EXERCISE GOAL ▸ No images are to be carried over; print all other material exactly as it stands.
● ● ●
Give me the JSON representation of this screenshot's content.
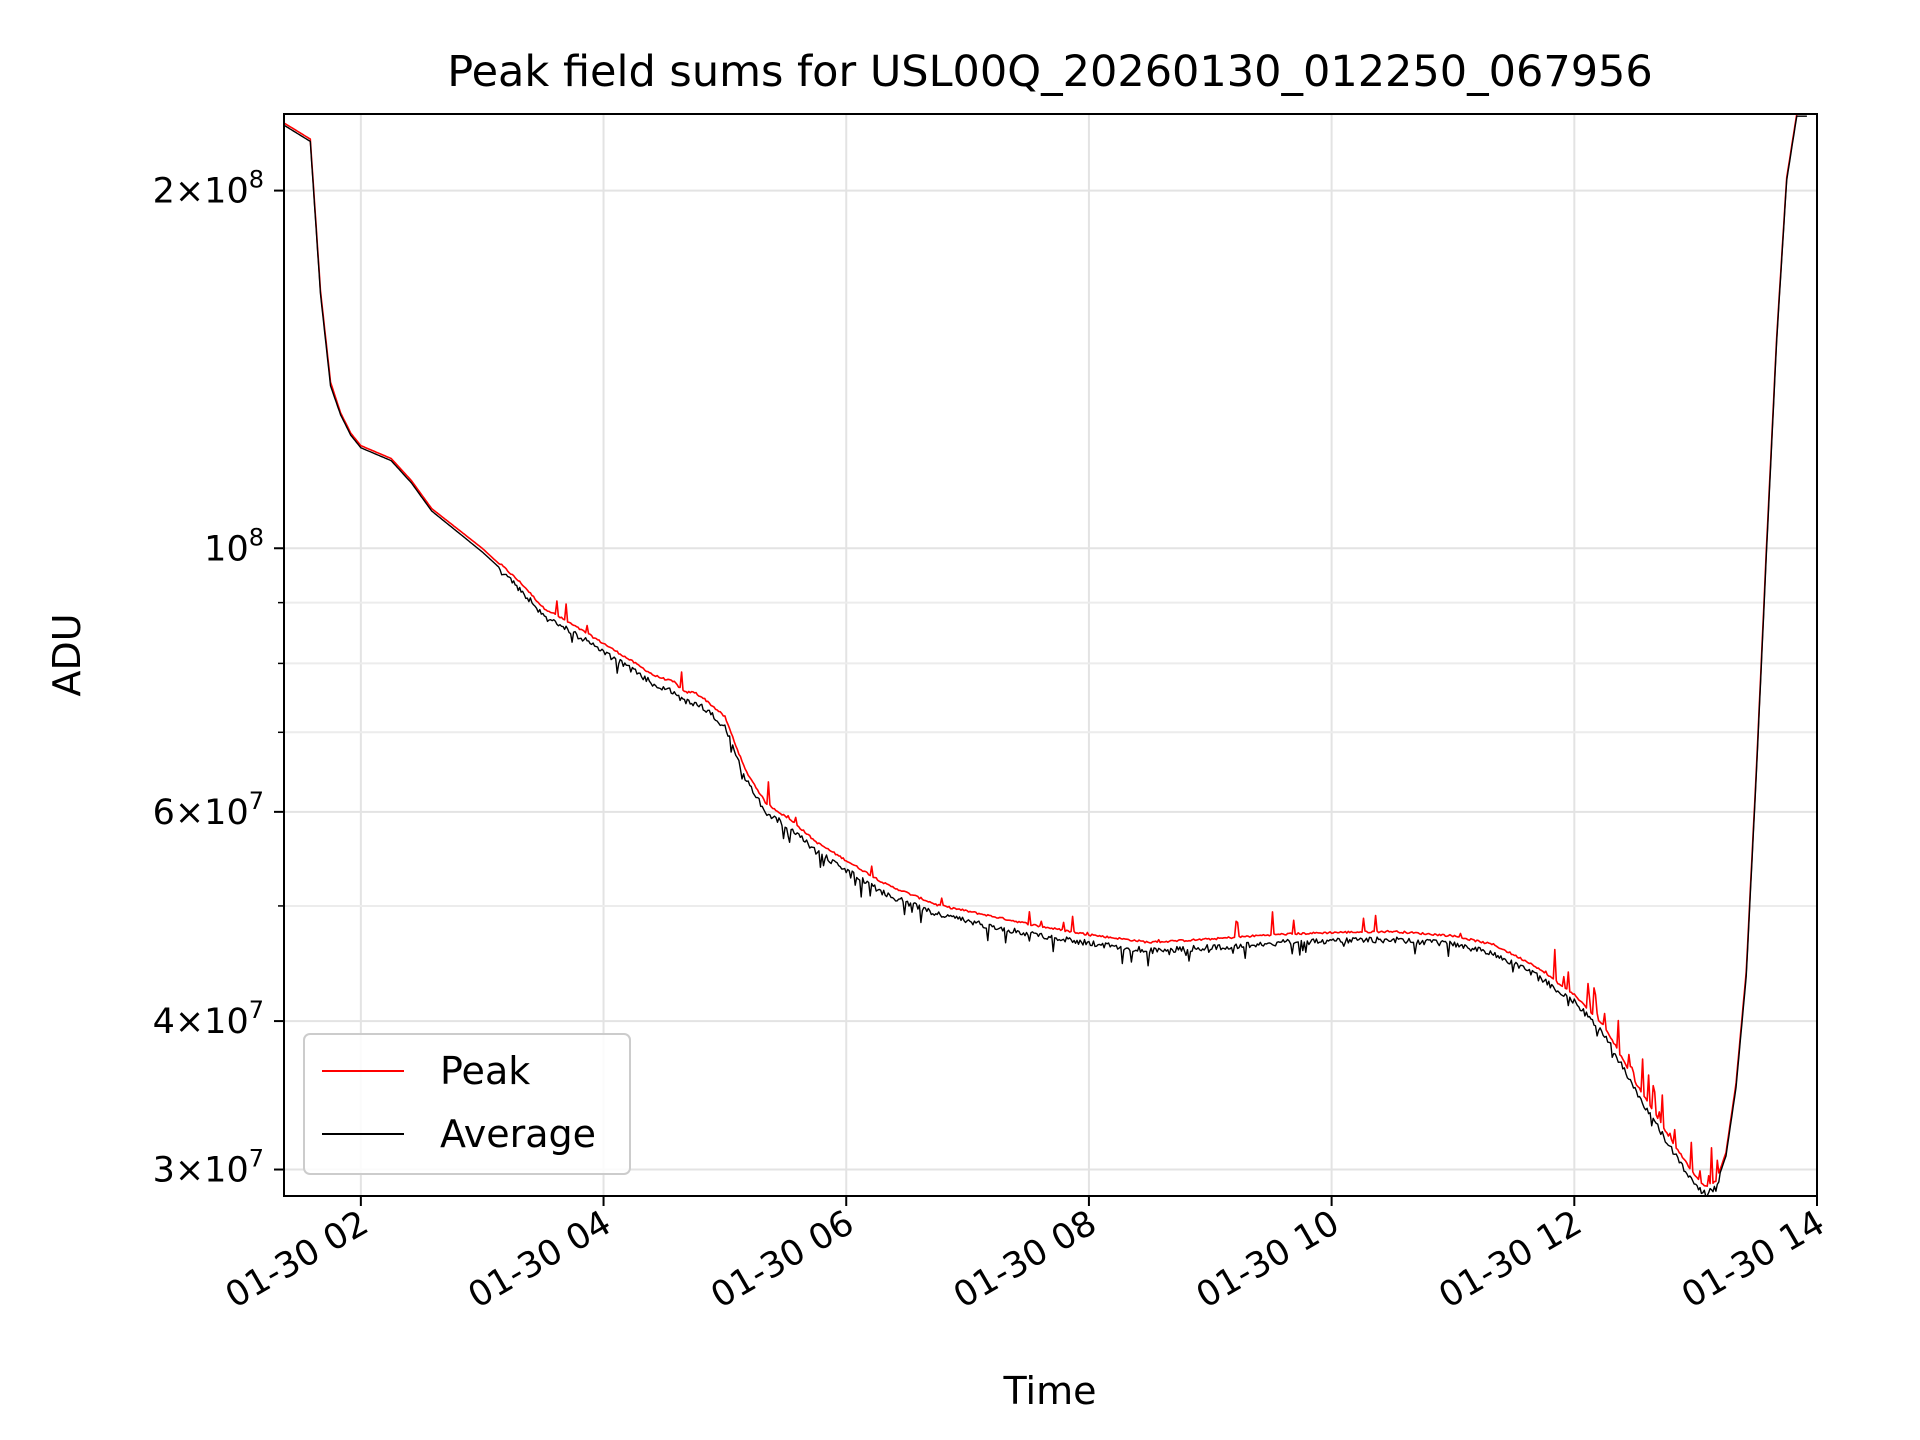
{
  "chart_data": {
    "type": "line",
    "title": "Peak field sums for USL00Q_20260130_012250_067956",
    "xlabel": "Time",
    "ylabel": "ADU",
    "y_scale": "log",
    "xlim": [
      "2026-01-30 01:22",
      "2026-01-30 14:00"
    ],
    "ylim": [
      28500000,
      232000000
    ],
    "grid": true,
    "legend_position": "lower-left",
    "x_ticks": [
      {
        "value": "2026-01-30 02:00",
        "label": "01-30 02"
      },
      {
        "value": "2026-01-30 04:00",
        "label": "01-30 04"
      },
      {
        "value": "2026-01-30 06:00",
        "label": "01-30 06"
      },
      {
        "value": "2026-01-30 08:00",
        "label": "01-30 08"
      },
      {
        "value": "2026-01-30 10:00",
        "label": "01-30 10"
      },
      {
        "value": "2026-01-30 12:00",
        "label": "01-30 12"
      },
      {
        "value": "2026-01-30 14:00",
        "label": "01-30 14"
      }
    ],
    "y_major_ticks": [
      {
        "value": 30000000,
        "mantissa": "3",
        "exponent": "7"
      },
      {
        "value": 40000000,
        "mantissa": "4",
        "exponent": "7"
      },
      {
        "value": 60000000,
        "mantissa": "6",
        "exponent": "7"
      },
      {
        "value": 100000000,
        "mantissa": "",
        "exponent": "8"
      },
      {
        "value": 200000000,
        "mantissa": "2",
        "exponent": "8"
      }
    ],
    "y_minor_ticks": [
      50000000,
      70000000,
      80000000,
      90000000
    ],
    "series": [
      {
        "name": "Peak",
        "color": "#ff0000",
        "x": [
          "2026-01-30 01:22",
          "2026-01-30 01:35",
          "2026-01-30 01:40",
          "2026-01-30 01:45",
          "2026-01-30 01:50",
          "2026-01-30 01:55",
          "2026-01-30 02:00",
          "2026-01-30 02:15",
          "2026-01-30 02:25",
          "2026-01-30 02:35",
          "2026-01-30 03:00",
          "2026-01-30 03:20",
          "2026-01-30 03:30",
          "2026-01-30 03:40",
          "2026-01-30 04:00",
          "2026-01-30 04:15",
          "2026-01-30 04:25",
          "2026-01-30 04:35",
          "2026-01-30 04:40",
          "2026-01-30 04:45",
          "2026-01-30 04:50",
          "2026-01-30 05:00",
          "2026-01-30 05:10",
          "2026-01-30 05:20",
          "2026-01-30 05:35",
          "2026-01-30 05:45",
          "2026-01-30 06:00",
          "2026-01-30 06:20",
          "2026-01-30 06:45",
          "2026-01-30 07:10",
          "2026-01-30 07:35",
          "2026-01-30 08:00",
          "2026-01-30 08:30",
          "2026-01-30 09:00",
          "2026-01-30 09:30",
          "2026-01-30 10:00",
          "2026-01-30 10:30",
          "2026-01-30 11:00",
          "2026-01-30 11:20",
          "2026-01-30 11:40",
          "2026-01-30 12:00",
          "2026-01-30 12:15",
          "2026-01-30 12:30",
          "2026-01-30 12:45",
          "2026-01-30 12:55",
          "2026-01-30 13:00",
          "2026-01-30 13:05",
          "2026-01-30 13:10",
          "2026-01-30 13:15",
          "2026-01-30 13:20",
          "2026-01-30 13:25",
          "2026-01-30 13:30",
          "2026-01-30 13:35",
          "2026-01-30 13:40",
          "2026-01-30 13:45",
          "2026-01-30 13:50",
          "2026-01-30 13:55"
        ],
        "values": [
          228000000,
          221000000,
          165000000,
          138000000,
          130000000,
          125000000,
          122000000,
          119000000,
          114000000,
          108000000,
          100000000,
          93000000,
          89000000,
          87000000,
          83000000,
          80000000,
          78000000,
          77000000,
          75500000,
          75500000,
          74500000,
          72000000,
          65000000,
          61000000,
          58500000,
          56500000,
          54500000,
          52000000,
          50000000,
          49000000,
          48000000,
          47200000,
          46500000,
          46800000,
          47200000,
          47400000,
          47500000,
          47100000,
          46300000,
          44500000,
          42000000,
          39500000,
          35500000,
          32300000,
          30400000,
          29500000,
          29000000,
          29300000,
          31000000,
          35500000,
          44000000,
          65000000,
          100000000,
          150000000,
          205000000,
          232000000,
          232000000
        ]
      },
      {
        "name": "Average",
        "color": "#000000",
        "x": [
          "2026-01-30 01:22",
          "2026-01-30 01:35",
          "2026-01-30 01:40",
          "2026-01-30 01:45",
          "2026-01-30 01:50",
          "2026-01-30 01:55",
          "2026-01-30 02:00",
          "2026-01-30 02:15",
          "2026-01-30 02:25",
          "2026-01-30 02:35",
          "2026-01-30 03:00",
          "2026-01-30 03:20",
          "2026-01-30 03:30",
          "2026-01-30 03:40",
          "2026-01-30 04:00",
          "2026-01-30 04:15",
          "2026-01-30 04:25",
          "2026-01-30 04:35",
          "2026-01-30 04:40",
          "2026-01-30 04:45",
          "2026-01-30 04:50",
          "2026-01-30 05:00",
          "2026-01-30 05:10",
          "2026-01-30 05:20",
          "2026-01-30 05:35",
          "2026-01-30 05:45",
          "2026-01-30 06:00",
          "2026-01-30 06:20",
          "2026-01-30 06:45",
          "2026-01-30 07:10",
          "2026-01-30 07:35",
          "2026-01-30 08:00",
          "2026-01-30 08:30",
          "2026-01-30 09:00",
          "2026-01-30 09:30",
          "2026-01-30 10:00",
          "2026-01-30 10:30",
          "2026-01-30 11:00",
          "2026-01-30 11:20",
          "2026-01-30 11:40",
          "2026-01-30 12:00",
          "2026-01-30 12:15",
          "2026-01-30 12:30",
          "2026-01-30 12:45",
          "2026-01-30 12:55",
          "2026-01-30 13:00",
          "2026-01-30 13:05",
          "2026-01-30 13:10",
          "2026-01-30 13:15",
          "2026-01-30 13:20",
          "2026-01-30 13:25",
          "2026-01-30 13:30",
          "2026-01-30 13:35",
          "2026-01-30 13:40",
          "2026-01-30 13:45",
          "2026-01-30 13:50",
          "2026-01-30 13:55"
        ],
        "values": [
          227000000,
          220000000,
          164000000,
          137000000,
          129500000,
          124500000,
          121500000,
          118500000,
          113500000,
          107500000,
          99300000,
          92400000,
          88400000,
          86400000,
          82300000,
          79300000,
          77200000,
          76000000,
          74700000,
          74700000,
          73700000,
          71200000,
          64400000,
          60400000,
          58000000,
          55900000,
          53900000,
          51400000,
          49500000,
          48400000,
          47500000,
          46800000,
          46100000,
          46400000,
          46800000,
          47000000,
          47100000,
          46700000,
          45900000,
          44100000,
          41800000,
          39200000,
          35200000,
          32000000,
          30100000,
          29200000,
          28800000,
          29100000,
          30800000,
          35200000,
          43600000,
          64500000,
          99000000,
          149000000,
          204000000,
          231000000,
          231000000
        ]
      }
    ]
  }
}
● ● ●
COMPLETED TASK ▸
Give me the JSON representation of this screenshot's content.
{
  "chart_data": {
    "type": "line",
    "title": "Peak field sums for USL00Q_20260130_012250_067956",
    "xlabel": "Time",
    "ylabel": "ADU",
    "y_scale": "log",
    "xlim": [
      "2026-01-30 01:22",
      "2026-01-30 14:00"
    ],
    "ylim": [
      28500000,
      232000000
    ],
    "grid": true,
    "legend_position": "lower-left",
    "x_ticks": [
      {
        "value": "2026-01-30 02:00",
        "label": "01-30 02"
      },
      {
        "value": "2026-01-30 04:00",
        "label": "01-30 04"
      },
      {
        "value": "2026-01-30 06:00",
        "label": "01-30 06"
      },
      {
        "value": "2026-01-30 08:00",
        "label": "01-30 08"
      },
      {
        "value": "2026-01-30 10:00",
        "label": "01-30 10"
      },
      {
        "value": "2026-01-30 12:00",
        "label": "01-30 12"
      },
      {
        "value": "2026-01-30 14:00",
        "label": "01-30 14"
      }
    ],
    "y_major_ticks": [
      {
        "value": 30000000,
        "mantissa": "3",
        "exponent": "7"
      },
      {
        "value": 40000000,
        "mantissa": "4",
        "exponent": "7"
      },
      {
        "value": 60000000,
        "mantissa": "6",
        "exponent": "7"
      },
      {
        "value": 100000000,
        "mantissa": "",
        "exponent": "8"
      },
      {
        "value": 200000000,
        "mantissa": "2",
        "exponent": "8"
      }
    ],
    "y_minor_ticks": [
      50000000,
      70000000,
      80000000,
      90000000
    ],
    "series": [
      {
        "name": "Peak",
        "color": "#ff0000",
        "x": [
          "2026-01-30 01:22",
          "2026-01-30 01:35",
          "2026-01-30 01:40",
          "2026-01-30 01:45",
          "2026-01-30 01:50",
          "2026-01-30 01:55",
          "2026-01-30 02:00",
          "2026-01-30 02:15",
          "2026-01-30 02:25",
          "2026-01-30 02:35",
          "2026-01-30 03:00",
          "2026-01-30 03:20",
          "2026-01-30 03:30",
          "2026-01-30 03:40",
          "2026-01-30 04:00",
          "2026-01-30 04:15",
          "2026-01-30 04:25",
          "2026-01-30 04:35",
          "2026-01-30 04:40",
          "2026-01-30 04:45",
          "2026-01-30 04:50",
          "2026-01-30 05:00",
          "2026-01-30 05:10",
          "2026-01-30 05:20",
          "2026-01-30 05:35",
          "2026-01-30 05:45",
          "2026-01-30 06:00",
          "2026-01-30 06:20",
          "2026-01-30 06:45",
          "2026-01-30 07:10",
          "2026-01-30 07:35",
          "2026-01-30 08:00",
          "2026-01-30 08:30",
          "2026-01-30 09:00",
          "2026-01-30 09:30",
          "2026-01-30 10:00",
          "2026-01-30 10:30",
          "2026-01-30 11:00",
          "2026-01-30 11:20",
          "2026-01-30 11:40",
          "2026-01-30 12:00",
          "2026-01-30 12:15",
          "2026-01-30 12:30",
          "2026-01-30 12:45",
          "2026-01-30 12:55",
          "2026-01-30 13:00",
          "2026-01-30 13:05",
          "2026-01-30 13:10",
          "2026-01-30 13:15",
          "2026-01-30 13:20",
          "2026-01-30 13:25",
          "2026-01-30 13:30",
          "2026-01-30 13:35",
          "2026-01-30 13:40",
          "2026-01-30 13:45",
          "2026-01-30 13:50",
          "2026-01-30 13:55"
        ],
        "values": [
          228000000,
          221000000,
          165000000,
          138000000,
          130000000,
          125000000,
          122000000,
          119000000,
          114000000,
          108000000,
          100000000,
          93000000,
          89000000,
          87000000,
          83000000,
          80000000,
          78000000,
          77000000,
          75500000,
          75500000,
          74500000,
          72000000,
          65000000,
          61000000,
          58500000,
          56500000,
          54500000,
          52000000,
          50000000,
          49000000,
          48000000,
          47200000,
          46500000,
          46800000,
          47200000,
          47400000,
          47500000,
          47100000,
          46300000,
          44500000,
          42000000,
          39500000,
          35500000,
          32300000,
          30400000,
          29500000,
          29000000,
          29300000,
          31000000,
          35500000,
          44000000,
          65000000,
          100000000,
          150000000,
          205000000,
          232000000,
          232000000
        ]
      },
      {
        "name": "Average",
        "color": "#000000",
        "x": [
          "2026-01-30 01:22",
          "2026-01-30 01:35",
          "2026-01-30 01:40",
          "2026-01-30 01:45",
          "2026-01-30 01:50",
          "2026-01-30 01:55",
          "2026-01-30 02:00",
          "2026-01-30 02:15",
          "2026-01-30 02:25",
          "2026-01-30 02:35",
          "2026-01-30 03:00",
          "2026-01-30 03:20",
          "2026-01-30 03:30",
          "2026-01-30 03:40",
          "2026-01-30 04:00",
          "2026-01-30 04:15",
          "2026-01-30 04:25",
          "2026-01-30 04:35",
          "2026-01-30 04:40",
          "2026-01-30 04:45",
          "2026-01-30 04:50",
          "2026-01-30 05:00",
          "2026-01-30 05:10",
          "2026-01-30 05:20",
          "2026-01-30 05:35",
          "2026-01-30 05:45",
          "2026-01-30 06:00",
          "2026-01-30 06:20",
          "2026-01-30 06:45",
          "2026-01-30 07:10",
          "2026-01-30 07:35",
          "2026-01-30 08:00",
          "2026-01-30 08:30",
          "2026-01-30 09:00",
          "2026-01-30 09:30",
          "2026-01-30 10:00",
          "2026-01-30 10:30",
          "2026-01-30 11:00",
          "2026-01-30 11:20",
          "2026-01-30 11:40",
          "2026-01-30 12:00",
          "2026-01-30 12:15",
          "2026-01-30 12:30",
          "2026-01-30 12:45",
          "2026-01-30 12:55",
          "2026-01-30 13:00",
          "2026-01-30 13:05",
          "2026-01-30 13:10",
          "2026-01-30 13:15",
          "2026-01-30 13:20",
          "2026-01-30 13:25",
          "2026-01-30 13:30",
          "2026-01-30 13:35",
          "2026-01-30 13:40",
          "2026-01-30 13:45",
          "2026-01-30 13:50",
          "2026-01-30 13:55"
        ],
        "values": [
          227000000,
          220000000,
          164000000,
          137000000,
          129500000,
          124500000,
          121500000,
          118500000,
          113500000,
          107500000,
          99300000,
          92400000,
          88400000,
          86400000,
          82300000,
          79300000,
          77200000,
          76000000,
          74700000,
          74700000,
          73700000,
          71200000,
          64400000,
          60400000,
          58000000,
          55900000,
          53900000,
          51400000,
          49500000,
          48400000,
          47500000,
          46800000,
          46100000,
          46400000,
          46800000,
          47000000,
          47100000,
          46700000,
          45900000,
          44100000,
          41800000,
          39200000,
          35200000,
          32000000,
          30100000,
          29200000,
          28800000,
          29100000,
          30800000,
          35200000,
          43600000,
          64500000,
          99000000,
          149000000,
          204000000,
          231000000,
          231000000
        ]
      }
    ]
  }
}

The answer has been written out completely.